** REQUIRED WORK **
Select and reproduce each line of the listing below that bears the string "subtitle".
[begin RECORD EXTRACTS]
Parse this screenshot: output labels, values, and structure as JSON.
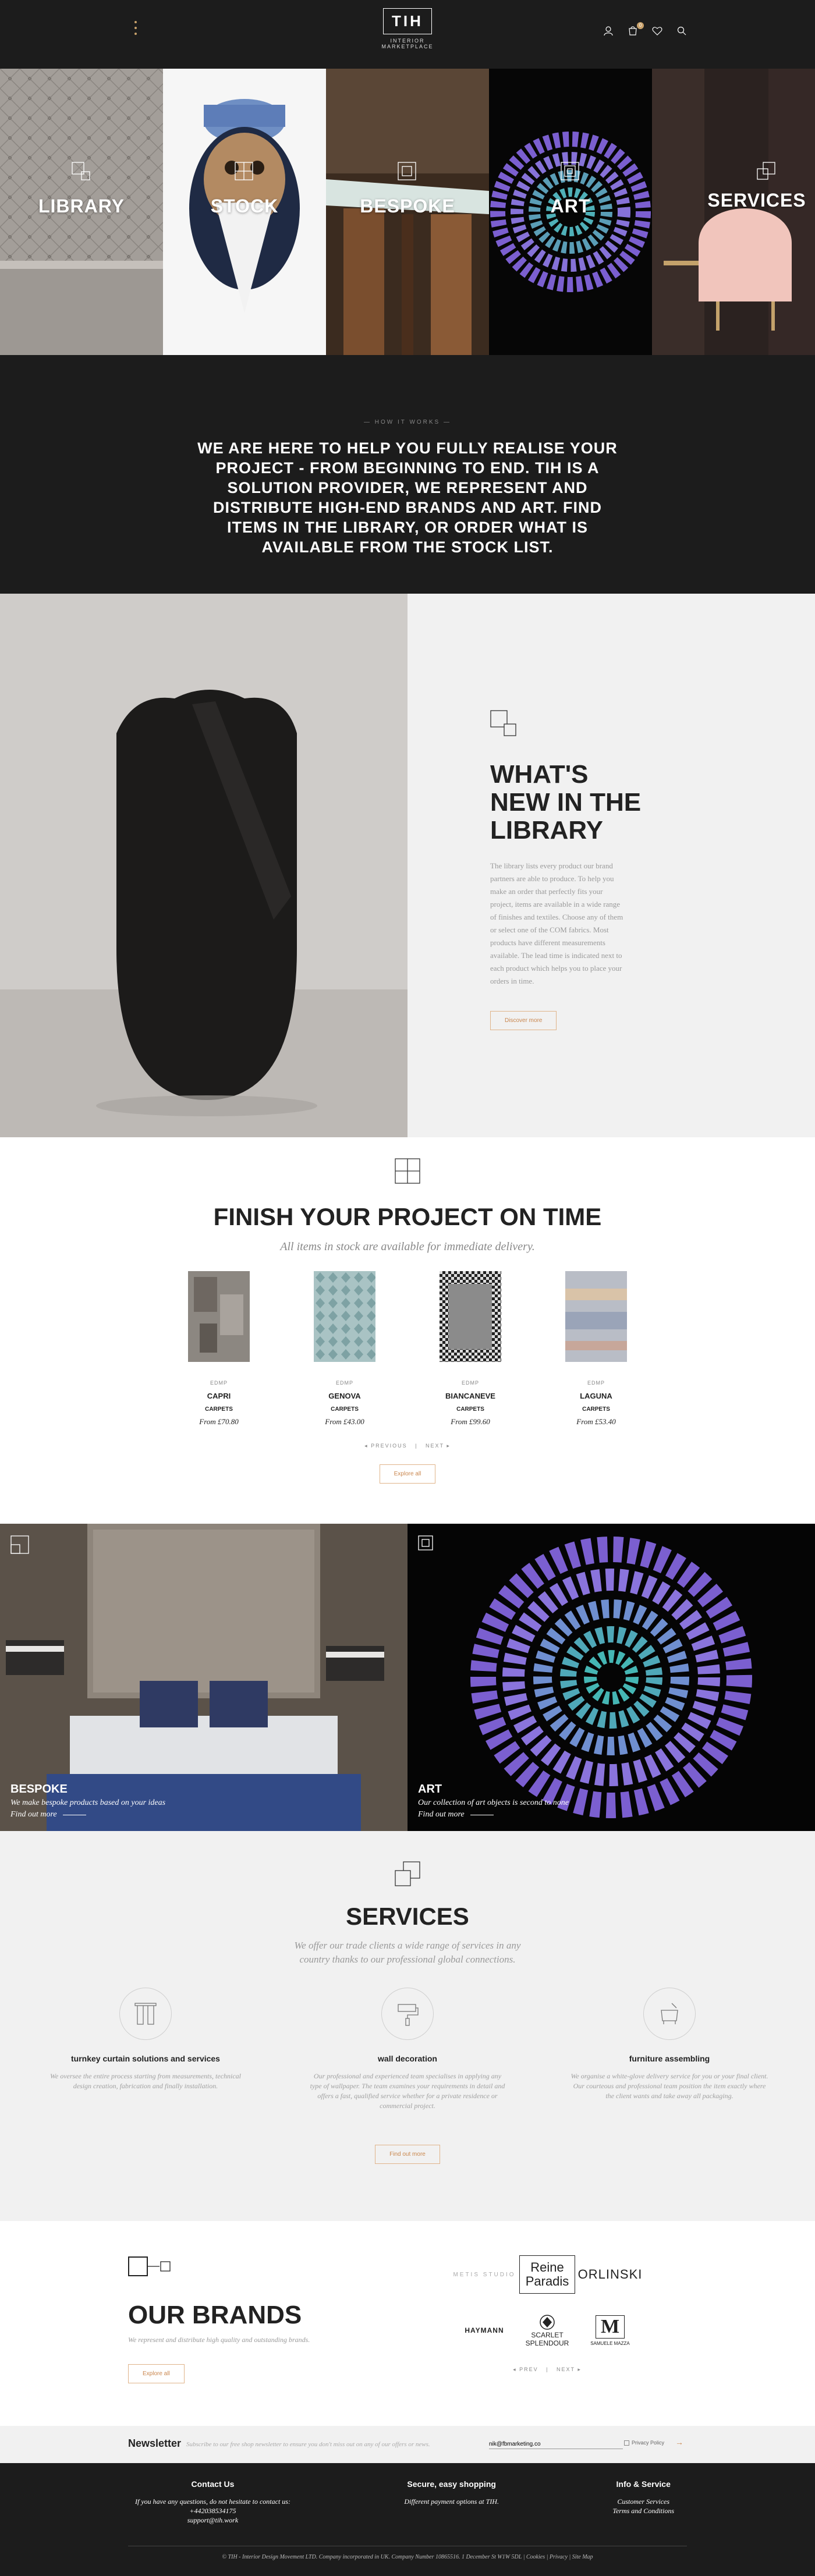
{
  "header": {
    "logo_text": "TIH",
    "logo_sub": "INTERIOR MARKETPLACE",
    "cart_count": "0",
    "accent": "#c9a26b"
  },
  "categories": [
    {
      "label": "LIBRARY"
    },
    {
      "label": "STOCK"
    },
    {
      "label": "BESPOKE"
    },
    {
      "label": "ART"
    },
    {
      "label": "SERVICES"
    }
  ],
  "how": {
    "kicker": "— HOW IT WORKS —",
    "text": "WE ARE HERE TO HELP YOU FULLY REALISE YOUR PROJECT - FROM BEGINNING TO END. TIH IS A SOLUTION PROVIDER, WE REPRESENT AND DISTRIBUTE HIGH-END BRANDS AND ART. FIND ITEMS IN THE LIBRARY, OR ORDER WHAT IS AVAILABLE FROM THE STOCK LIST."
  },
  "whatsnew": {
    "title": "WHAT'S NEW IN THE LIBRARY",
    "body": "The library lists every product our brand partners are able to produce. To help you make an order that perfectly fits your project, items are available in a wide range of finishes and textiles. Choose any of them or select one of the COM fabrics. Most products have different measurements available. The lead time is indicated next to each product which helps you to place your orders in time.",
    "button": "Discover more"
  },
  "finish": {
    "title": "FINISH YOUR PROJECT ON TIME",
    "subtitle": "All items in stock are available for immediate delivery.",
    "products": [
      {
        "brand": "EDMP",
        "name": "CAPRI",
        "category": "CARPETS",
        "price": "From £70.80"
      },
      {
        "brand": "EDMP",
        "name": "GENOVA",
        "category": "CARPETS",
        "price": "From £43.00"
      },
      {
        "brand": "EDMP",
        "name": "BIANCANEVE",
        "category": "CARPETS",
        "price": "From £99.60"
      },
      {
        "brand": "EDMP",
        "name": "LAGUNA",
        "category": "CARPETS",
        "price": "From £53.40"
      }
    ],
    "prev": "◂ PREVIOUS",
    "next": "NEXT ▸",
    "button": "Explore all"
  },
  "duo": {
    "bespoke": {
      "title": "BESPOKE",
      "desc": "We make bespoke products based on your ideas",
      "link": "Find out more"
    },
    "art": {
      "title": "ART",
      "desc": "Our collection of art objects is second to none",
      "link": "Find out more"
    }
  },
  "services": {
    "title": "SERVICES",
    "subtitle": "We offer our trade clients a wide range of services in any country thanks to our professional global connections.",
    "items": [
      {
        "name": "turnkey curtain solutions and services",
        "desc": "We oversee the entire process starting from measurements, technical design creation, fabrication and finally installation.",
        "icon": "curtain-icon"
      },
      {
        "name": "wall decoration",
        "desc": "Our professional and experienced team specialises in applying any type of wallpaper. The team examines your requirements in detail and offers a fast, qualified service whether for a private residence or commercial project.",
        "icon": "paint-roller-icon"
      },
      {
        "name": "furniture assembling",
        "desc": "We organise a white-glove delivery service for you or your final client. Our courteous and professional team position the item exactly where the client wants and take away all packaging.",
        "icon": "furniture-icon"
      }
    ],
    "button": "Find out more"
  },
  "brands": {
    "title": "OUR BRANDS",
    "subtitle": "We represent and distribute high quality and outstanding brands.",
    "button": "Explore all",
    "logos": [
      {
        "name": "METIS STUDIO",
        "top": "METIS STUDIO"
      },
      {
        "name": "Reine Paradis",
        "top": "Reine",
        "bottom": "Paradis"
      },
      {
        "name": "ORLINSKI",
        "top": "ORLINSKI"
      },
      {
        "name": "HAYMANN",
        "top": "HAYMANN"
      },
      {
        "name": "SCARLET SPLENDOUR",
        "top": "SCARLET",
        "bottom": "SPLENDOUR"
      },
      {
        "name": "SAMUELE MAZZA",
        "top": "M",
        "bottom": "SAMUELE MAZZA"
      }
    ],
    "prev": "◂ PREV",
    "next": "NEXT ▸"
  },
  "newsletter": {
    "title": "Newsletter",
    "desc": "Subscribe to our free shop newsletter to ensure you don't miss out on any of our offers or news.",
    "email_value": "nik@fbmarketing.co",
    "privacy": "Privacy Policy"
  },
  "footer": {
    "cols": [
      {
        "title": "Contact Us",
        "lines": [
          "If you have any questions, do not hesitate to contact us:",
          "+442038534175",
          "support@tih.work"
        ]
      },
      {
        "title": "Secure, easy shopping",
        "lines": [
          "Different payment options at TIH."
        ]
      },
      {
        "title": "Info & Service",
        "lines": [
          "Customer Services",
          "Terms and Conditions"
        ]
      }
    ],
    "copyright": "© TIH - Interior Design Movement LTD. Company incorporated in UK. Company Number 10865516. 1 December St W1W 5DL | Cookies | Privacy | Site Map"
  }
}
[end RECORD EXTRACTS]
[begin RECORD EXTRACTS]
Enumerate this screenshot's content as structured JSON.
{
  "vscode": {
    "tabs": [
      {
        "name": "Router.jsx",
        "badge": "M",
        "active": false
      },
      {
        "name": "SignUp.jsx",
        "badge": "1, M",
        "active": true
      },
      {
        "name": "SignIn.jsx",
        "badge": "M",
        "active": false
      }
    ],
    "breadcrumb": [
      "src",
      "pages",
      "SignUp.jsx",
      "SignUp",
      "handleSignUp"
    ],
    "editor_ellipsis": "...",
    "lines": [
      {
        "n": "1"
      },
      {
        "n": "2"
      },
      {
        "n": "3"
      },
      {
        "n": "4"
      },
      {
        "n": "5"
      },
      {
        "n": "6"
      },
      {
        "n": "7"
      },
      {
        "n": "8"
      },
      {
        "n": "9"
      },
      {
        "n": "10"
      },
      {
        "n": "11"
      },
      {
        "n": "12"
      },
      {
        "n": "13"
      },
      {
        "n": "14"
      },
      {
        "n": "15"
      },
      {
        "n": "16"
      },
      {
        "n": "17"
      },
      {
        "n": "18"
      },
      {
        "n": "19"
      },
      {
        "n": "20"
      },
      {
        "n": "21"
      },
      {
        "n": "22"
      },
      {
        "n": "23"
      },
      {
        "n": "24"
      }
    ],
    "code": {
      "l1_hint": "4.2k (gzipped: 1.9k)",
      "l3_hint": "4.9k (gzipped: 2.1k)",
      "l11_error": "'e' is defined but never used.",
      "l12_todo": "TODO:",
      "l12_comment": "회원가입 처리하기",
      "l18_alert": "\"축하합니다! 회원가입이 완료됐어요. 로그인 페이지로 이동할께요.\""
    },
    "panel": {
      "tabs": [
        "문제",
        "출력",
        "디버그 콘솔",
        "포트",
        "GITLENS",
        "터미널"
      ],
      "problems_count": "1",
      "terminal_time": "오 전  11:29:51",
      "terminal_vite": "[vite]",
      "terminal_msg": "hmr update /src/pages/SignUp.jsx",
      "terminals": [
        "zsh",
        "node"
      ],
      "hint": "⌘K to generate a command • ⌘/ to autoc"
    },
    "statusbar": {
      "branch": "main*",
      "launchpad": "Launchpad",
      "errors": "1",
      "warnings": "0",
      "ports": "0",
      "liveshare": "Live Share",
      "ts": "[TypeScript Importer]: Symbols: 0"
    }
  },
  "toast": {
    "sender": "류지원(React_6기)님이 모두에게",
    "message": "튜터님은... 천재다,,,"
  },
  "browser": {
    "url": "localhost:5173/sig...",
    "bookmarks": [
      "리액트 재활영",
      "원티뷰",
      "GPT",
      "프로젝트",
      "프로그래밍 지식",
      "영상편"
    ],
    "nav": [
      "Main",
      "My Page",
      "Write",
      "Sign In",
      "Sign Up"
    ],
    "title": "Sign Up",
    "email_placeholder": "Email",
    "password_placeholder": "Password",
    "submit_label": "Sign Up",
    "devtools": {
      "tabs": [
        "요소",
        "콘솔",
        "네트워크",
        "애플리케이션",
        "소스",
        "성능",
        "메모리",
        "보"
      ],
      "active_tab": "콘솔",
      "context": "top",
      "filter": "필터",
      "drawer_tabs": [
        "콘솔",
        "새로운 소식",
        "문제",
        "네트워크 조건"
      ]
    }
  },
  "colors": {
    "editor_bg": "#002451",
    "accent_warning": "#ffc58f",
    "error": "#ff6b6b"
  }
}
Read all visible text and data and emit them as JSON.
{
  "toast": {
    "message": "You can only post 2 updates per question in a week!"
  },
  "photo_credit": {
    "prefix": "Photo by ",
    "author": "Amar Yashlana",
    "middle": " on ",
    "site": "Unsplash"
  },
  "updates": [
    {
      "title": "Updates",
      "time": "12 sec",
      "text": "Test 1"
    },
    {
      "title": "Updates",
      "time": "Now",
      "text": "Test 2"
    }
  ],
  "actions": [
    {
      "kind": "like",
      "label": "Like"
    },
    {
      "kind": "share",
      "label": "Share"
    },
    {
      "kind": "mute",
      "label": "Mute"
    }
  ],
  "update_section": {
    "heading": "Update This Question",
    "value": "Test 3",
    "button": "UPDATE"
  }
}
[end RECORD EXTRACTS]
** EXERCISE SOLUTION **
    "subtitle": "All items in stock are available for immediate delivery.",
    "subtitle": "We offer our trade clients a wide range of services in any country thanks to our professional global connections.",
    "subtitle": "We represent and distribute high quality and outstanding brands.",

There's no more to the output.